Work required:
Filter the records below and copy every line containing the word "Wind".

[begin Records supplied]

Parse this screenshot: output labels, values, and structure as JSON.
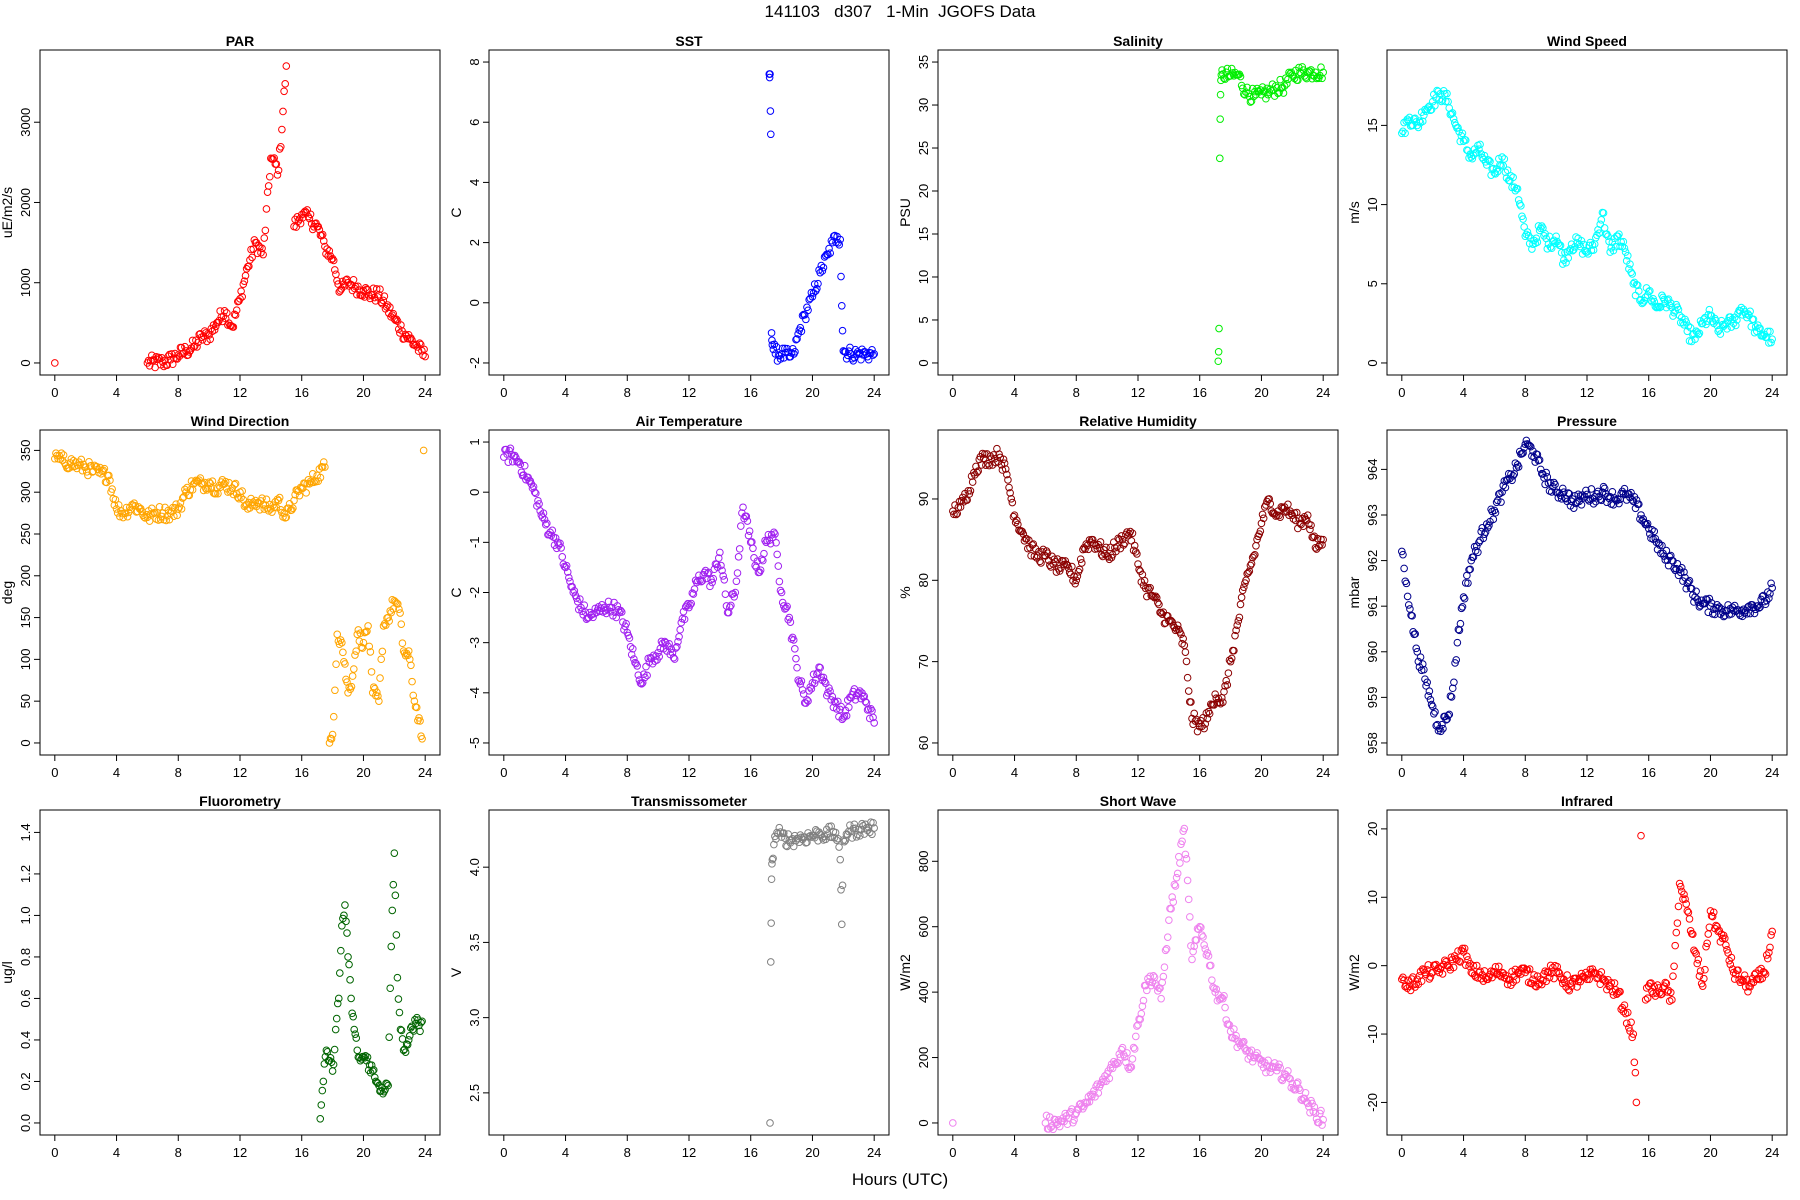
{
  "page": {
    "title": "141103   d307   1-Min  JGOFS Data",
    "xlabel": "Hours (UTC)"
  },
  "chart_data": [
    {
      "type": "scatter",
      "title": "PAR",
      "ylabel": "uE/m2/s",
      "color": "#ff0000",
      "xlim": [
        0,
        24
      ],
      "ylim": [
        0,
        3750
      ],
      "xticks": [
        0,
        4,
        8,
        12,
        16,
        20,
        24
      ],
      "yticks": [
        0,
        1000,
        2000,
        3000
      ],
      "x": [
        0,
        6,
        7,
        7.5,
        8,
        8.5,
        9,
        9.5,
        10,
        10.5,
        11,
        11.5,
        12,
        12.5,
        13,
        13.5,
        14,
        14.5,
        15,
        15.5,
        16,
        16.5,
        17,
        17.5,
        18,
        18.5,
        19,
        19.5,
        20,
        20.5,
        21,
        21.5,
        22,
        22.5,
        23,
        23.5,
        24
      ],
      "y": [
        0,
        0,
        10,
        40,
        100,
        150,
        200,
        320,
        350,
        500,
        650,
        450,
        800,
        1200,
        1500,
        1350,
        2550,
        2400,
        3700,
        1700,
        1850,
        1800,
        1700,
        1450,
        1300,
        900,
        1000,
        950,
        900,
        850,
        850,
        700,
        550,
        400,
        300,
        200,
        80
      ]
    },
    {
      "type": "scatter",
      "title": "SST",
      "ylabel": "C",
      "color": "#0000ff",
      "xlim": [
        0,
        24
      ],
      "ylim": [
        -2,
        8
      ],
      "xticks": [
        0,
        4,
        8,
        12,
        16,
        20,
        24
      ],
      "yticks": [
        -2,
        0,
        2,
        4,
        6,
        8
      ],
      "x": [
        17.2,
        17.25,
        17.3,
        17.35,
        17.4,
        17.6,
        18,
        18.5,
        18.8,
        19,
        19.5,
        20,
        20.5,
        21,
        21.3,
        21.6,
        21.8,
        21.9,
        22,
        22.5,
        23,
        23.5,
        24
      ],
      "y": [
        7.6,
        7.6,
        5.6,
        -1,
        -1.4,
        -1.7,
        -1.7,
        -1.8,
        -1.7,
        -1.2,
        -0.4,
        0.2,
        1.0,
        1.6,
        2.0,
        2.2,
        2.1,
        -0.1,
        -1.6,
        -1.7,
        -1.7,
        -1.7,
        -1.7
      ]
    },
    {
      "type": "scatter",
      "title": "Salinity",
      "ylabel": "PSU",
      "color": "#00ee00",
      "xlim": [
        0,
        24
      ],
      "ylim": [
        0,
        35
      ],
      "xticks": [
        0,
        4,
        8,
        12,
        16,
        20,
        24
      ],
      "yticks": [
        0,
        5,
        10,
        15,
        20,
        25,
        30,
        35
      ],
      "x": [
        17.2,
        17.25,
        17.3,
        17.35,
        17.4,
        17.5,
        18,
        18.5,
        19,
        19.5,
        20,
        20.5,
        21,
        21.5,
        22,
        22.5,
        23,
        23.5,
        24
      ],
      "y": [
        0.2,
        4,
        23.8,
        31.2,
        33.5,
        33.6,
        33.4,
        33.5,
        31.5,
        31,
        31.2,
        31.5,
        32,
        32.2,
        33.5,
        33.8,
        33.8,
        33.8,
        33.8
      ]
    },
    {
      "type": "scatter",
      "title": "Wind Speed",
      "ylabel": "m/s",
      "color": "#00ffff",
      "xlim": [
        0,
        24
      ],
      "ylim": [
        0,
        19
      ],
      "xticks": [
        0,
        4,
        8,
        12,
        16,
        20,
        24
      ],
      "yticks": [
        0,
        5,
        10,
        15
      ],
      "x": [
        0,
        0.5,
        1,
        1.5,
        2,
        2.5,
        3,
        3.5,
        4,
        4.5,
        5,
        5.5,
        6,
        6.5,
        7,
        7.5,
        8,
        8.5,
        9,
        9.5,
        10,
        10.5,
        11,
        11.5,
        12,
        12.5,
        13,
        13.5,
        14,
        14.5,
        15,
        15.5,
        16,
        16.5,
        17,
        17.5,
        18,
        18.5,
        19,
        19.5,
        20,
        20.5,
        21,
        21.5,
        22,
        22.5,
        23,
        23.5,
        24
      ],
      "y": [
        14.5,
        15.5,
        15.0,
        16.0,
        16.5,
        17.0,
        16.5,
        15.0,
        14.0,
        13.0,
        13.5,
        12.5,
        12.0,
        13.0,
        11.5,
        11.0,
        8.0,
        7.5,
        8.5,
        7.5,
        8.0,
        6.5,
        7.5,
        7.5,
        7.0,
        7.5,
        9.5,
        7.0,
        8.0,
        7.0,
        5.0,
        4.0,
        4.5,
        3.5,
        4.0,
        3.5,
        3.0,
        2.0,
        1.5,
        2.5,
        3.0,
        2.0,
        2.5,
        2.5,
        3.5,
        3.0,
        2.0,
        1.8,
        1.5
      ]
    },
    {
      "type": "scatter",
      "title": "Wind Direction",
      "ylabel": "deg",
      "color": "#ffa500",
      "xlim": [
        0,
        24
      ],
      "ylim": [
        0,
        360
      ],
      "xticks": [
        0,
        4,
        8,
        12,
        16,
        20,
        24
      ],
      "yticks": [
        0,
        50,
        100,
        150,
        200,
        250,
        300,
        350
      ],
      "x": [
        0,
        0.5,
        1,
        1.5,
        2,
        2.5,
        3,
        3.5,
        4,
        4.5,
        5,
        5.5,
        6,
        6.5,
        7,
        7.5,
        8,
        8.5,
        9,
        9.5,
        10,
        10.5,
        11,
        11.5,
        12,
        12.5,
        13,
        13.5,
        14,
        14.5,
        15,
        15.5,
        16,
        16.5,
        17,
        17.5,
        17.8,
        18,
        18.3,
        18.6,
        19,
        19.3,
        19.6,
        20,
        20.3,
        20.6,
        21,
        21.3,
        21.6,
        22,
        22.3,
        22.6,
        23,
        23.3,
        23.6,
        23.8,
        23.9
      ],
      "y": [
        340,
        338,
        335,
        332,
        330,
        325,
        322,
        320,
        280,
        275,
        285,
        280,
        270,
        275,
        275,
        275,
        280,
        300,
        310,
        310,
        312,
        305,
        310,
        305,
        300,
        280,
        290,
        285,
        280,
        290,
        270,
        290,
        305,
        310,
        320,
        330,
        0,
        10,
        130,
        120,
        60,
        80,
        130,
        120,
        140,
        60,
        50,
        140,
        150,
        170,
        160,
        110,
        100,
        50,
        30,
        5,
        350
      ]
    },
    {
      "type": "scatter",
      "title": "Air Temperature",
      "ylabel": "C",
      "color": "#a020f0",
      "xlim": [
        0,
        24
      ],
      "ylim": [
        -5,
        1
      ],
      "xticks": [
        0,
        4,
        8,
        12,
        16,
        20,
        24
      ],
      "yticks": [
        -5,
        -4,
        -3,
        -2,
        -1,
        0,
        1
      ],
      "x": [
        0,
        0.5,
        1,
        1.5,
        2,
        2.5,
        3,
        3.5,
        4,
        4.5,
        5,
        5.5,
        6,
        6.5,
        7,
        7.5,
        8,
        8.5,
        9,
        9.5,
        10,
        10.5,
        11,
        11.5,
        12,
        12.5,
        13,
        13.5,
        14,
        14.5,
        15,
        15.5,
        16,
        16.5,
        17,
        17.5,
        18,
        18.5,
        19,
        19.5,
        20,
        20.5,
        21,
        21.5,
        22,
        22.5,
        23,
        23.5,
        24
      ],
      "y": [
        0.7,
        0.75,
        0.6,
        0.3,
        0.0,
        -0.5,
        -0.8,
        -1.0,
        -1.5,
        -2.0,
        -2.3,
        -2.5,
        -2.4,
        -2.3,
        -2.3,
        -2.4,
        -2.8,
        -3.4,
        -3.8,
        -3.3,
        -3.2,
        -3.0,
        -3.3,
        -2.6,
        -2.3,
        -1.8,
        -1.6,
        -1.8,
        -1.2,
        -2.4,
        -2.0,
        -0.3,
        -1.0,
        -1.6,
        -1.0,
        -0.8,
        -2.0,
        -2.5,
        -3.5,
        -4.2,
        -3.8,
        -3.5,
        -4.0,
        -4.2,
        -4.5,
        -4.1,
        -4.0,
        -4.2,
        -4.6
      ]
    },
    {
      "type": "scatter",
      "title": "Relative Humidity",
      "ylabel": "%",
      "color": "#8b0000",
      "xlim": [
        0,
        24
      ],
      "ylim": [
        60,
        97
      ],
      "xticks": [
        0,
        4,
        8,
        12,
        16,
        20,
        24
      ],
      "yticks": [
        60,
        70,
        80,
        90
      ],
      "x": [
        0,
        0.5,
        1,
        1.5,
        2,
        2.5,
        3,
        3.5,
        4,
        4.5,
        5,
        5.5,
        6,
        6.5,
        7,
        7.5,
        8,
        8.5,
        9,
        9.5,
        10,
        10.5,
        11,
        11.5,
        12,
        12.5,
        13,
        13.5,
        14,
        14.5,
        15,
        15.5,
        16,
        16.5,
        17,
        17.5,
        18,
        18.5,
        19,
        19.5,
        20,
        20.5,
        21,
        21.5,
        22,
        22.5,
        23,
        23.5,
        24
      ],
      "y": [
        88.5,
        89,
        91,
        94,
        95,
        95,
        95.5,
        93,
        88,
        86,
        84,
        83,
        83,
        82,
        81.5,
        81.5,
        80,
        84,
        85,
        84,
        83,
        84,
        85,
        86,
        82,
        79,
        78,
        76,
        75,
        74,
        72,
        63,
        62,
        63,
        66,
        65,
        70,
        75,
        80,
        83,
        87,
        90,
        88,
        89,
        88,
        87,
        88,
        84,
        85
      ]
    },
    {
      "type": "scatter",
      "title": "Pressure",
      "ylabel": "mbar",
      "color": "#00008b",
      "xlim": [
        0,
        24
      ],
      "ylim": [
        958,
        964.6
      ],
      "xticks": [
        0,
        4,
        8,
        12,
        16,
        20,
        24
      ],
      "yticks": [
        958,
        959,
        960,
        961,
        962,
        963,
        964
      ],
      "x": [
        0,
        0.3,
        0.6,
        1,
        1.5,
        2,
        2.3,
        2.6,
        3,
        3.3,
        3.6,
        4,
        4.5,
        5,
        5.5,
        6,
        6.5,
        7,
        7.5,
        8,
        8.5,
        9,
        9.5,
        10,
        10.5,
        11,
        11.5,
        12,
        12.5,
        13,
        13.5,
        14,
        14.5,
        15,
        15.5,
        16,
        16.5,
        17,
        17.5,
        18,
        18.5,
        19,
        19.5,
        20,
        20.5,
        21,
        21.5,
        22,
        22.5,
        23,
        23.5,
        24
      ],
      "y": [
        962.2,
        961.5,
        960.8,
        960.0,
        959.4,
        958.8,
        958.4,
        958.4,
        958.6,
        959.2,
        960.2,
        961.2,
        962.0,
        962.4,
        962.8,
        963.1,
        963.5,
        963.8,
        964.1,
        964.55,
        964.4,
        964.0,
        963.7,
        963.5,
        963.5,
        963.3,
        963.3,
        963.45,
        963.4,
        963.5,
        963.4,
        963.35,
        963.45,
        963.3,
        963.0,
        962.7,
        962.4,
        962.1,
        962.0,
        961.8,
        961.5,
        961.2,
        961.05,
        961.0,
        960.95,
        960.9,
        960.9,
        960.9,
        961.0,
        961.0,
        961.1,
        961.4
      ]
    },
    {
      "type": "scatter",
      "title": "Fluorometry",
      "ylabel": "ug/l",
      "color": "#006400",
      "xlim": [
        0,
        24
      ],
      "ylim": [
        0,
        1.45
      ],
      "xticks": [
        0,
        4,
        8,
        12,
        16,
        20,
        24
      ],
      "yticks": [
        0.0,
        0.2,
        0.4,
        0.6,
        0.8,
        1.0,
        1.2,
        1.4
      ],
      "x": [
        17.2,
        17.4,
        17.6,
        17.8,
        18.0,
        18.2,
        18.4,
        18.6,
        18.8,
        19.0,
        19.2,
        19.4,
        19.6,
        19.8,
        20.0,
        20.2,
        20.4,
        20.6,
        20.8,
        21.0,
        21.2,
        21.4,
        21.6,
        21.8,
        22.0,
        22.2,
        22.4,
        22.6,
        22.8,
        23.0,
        23.2,
        23.4,
        23.6,
        23.8
      ],
      "y": [
        0.02,
        0.2,
        0.35,
        0.3,
        0.25,
        0.45,
        0.6,
        0.95,
        1.05,
        0.8,
        0.6,
        0.45,
        0.35,
        0.3,
        0.32,
        0.3,
        0.28,
        0.25,
        0.2,
        0.18,
        0.17,
        0.16,
        0.18,
        0.85,
        1.3,
        0.7,
        0.45,
        0.35,
        0.38,
        0.42,
        0.45,
        0.48,
        0.47,
        0.49
      ]
    },
    {
      "type": "scatter",
      "title": "Transmissometer",
      "ylabel": "V",
      "color": "#808080",
      "xlim": [
        0,
        24
      ],
      "ylim": [
        2.3,
        4.3
      ],
      "xticks": [
        0,
        4,
        8,
        12,
        16,
        20,
        24
      ],
      "yticks": [
        2.5,
        3.0,
        3.5,
        4.0
      ],
      "x": [
        17.25,
        17.3,
        17.35,
        17.4,
        17.5,
        17.7,
        18,
        18.5,
        19,
        19.5,
        20,
        20.5,
        21,
        21.5,
        21.8,
        21.9,
        22,
        22.2,
        22.5,
        23,
        23.5,
        24
      ],
      "y": [
        2.3,
        3.37,
        3.92,
        4.05,
        4.15,
        4.23,
        4.2,
        4.18,
        4.19,
        4.2,
        4.21,
        4.22,
        4.22,
        4.23,
        4.05,
        3.62,
        4.18,
        4.22,
        4.24,
        4.25,
        4.26,
        4.26
      ]
    },
    {
      "type": "scatter",
      "title": "Short Wave",
      "ylabel": "W/m2",
      "color": "#ee82ee",
      "xlim": [
        0,
        24
      ],
      "ylim": [
        0,
        920
      ],
      "xticks": [
        0,
        4,
        8,
        12,
        16,
        20,
        24
      ],
      "yticks": [
        0,
        200,
        400,
        600,
        800
      ],
      "x": [
        0,
        6,
        7,
        7.5,
        8,
        8.5,
        9,
        9.5,
        10,
        10.5,
        11,
        11.5,
        12,
        12.5,
        13,
        13.5,
        14,
        14.5,
        15,
        15.5,
        16,
        16.5,
        17,
        17.5,
        18,
        18.5,
        19,
        19.5,
        20,
        20.5,
        21,
        21.5,
        22,
        22.5,
        23,
        23.5,
        24
      ],
      "y": [
        0,
        0,
        5,
        15,
        30,
        50,
        80,
        110,
        150,
        180,
        230,
        170,
        300,
        420,
        450,
        380,
        620,
        750,
        900,
        500,
        600,
        520,
        400,
        380,
        280,
        250,
        220,
        200,
        180,
        170,
        160,
        150,
        120,
        100,
        60,
        30,
        10
      ]
    },
    {
      "type": "scatter",
      "title": "Infrared",
      "ylabel": "W/m2",
      "color": "#ff0000",
      "xlim": [
        0,
        24
      ],
      "ylim": [
        -23,
        21
      ],
      "xticks": [
        0,
        4,
        8,
        12,
        16,
        20,
        24
      ],
      "yticks": [
        -20,
        -10,
        0,
        10,
        20
      ],
      "x": [
        0,
        0.5,
        1,
        1.5,
        2,
        2.5,
        3,
        3.5,
        4,
        4.5,
        5,
        5.5,
        6,
        6.5,
        7,
        7.5,
        8,
        8.5,
        9,
        9.5,
        10,
        10.5,
        11,
        11.5,
        12,
        12.5,
        13,
        13.5,
        14,
        14.5,
        15,
        15.2,
        15.5,
        15.8,
        16,
        16.5,
        17,
        17.5,
        18,
        18.5,
        19,
        19.5,
        20,
        20.5,
        21,
        21.5,
        22,
        22.5,
        23,
        23.5,
        24
      ],
      "y": [
        -2,
        -3,
        -2,
        -1,
        -1,
        -0.5,
        0,
        1,
        2,
        -1,
        -1,
        -2,
        -1,
        -1,
        -2,
        -1,
        -1,
        -2,
        -2,
        -1,
        -1,
        -2,
        -3,
        -2,
        -2,
        -1,
        -2,
        -3,
        -4,
        -7,
        -10,
        -20,
        19,
        -5,
        -3,
        -4,
        -3,
        -5,
        12,
        8,
        2,
        -3,
        8,
        5,
        3,
        -1,
        -2,
        -3,
        -2,
        -1,
        5
      ]
    }
  ]
}
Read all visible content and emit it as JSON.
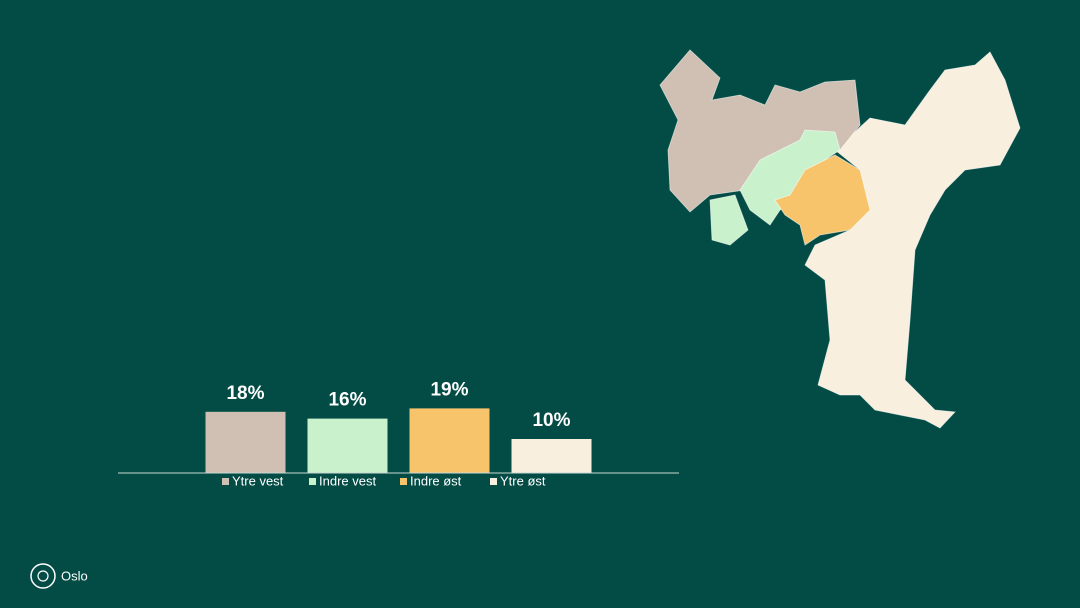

[end Records supplied]

Response below:
      "title": "Wind Speed",
      "title": "Wind Direction",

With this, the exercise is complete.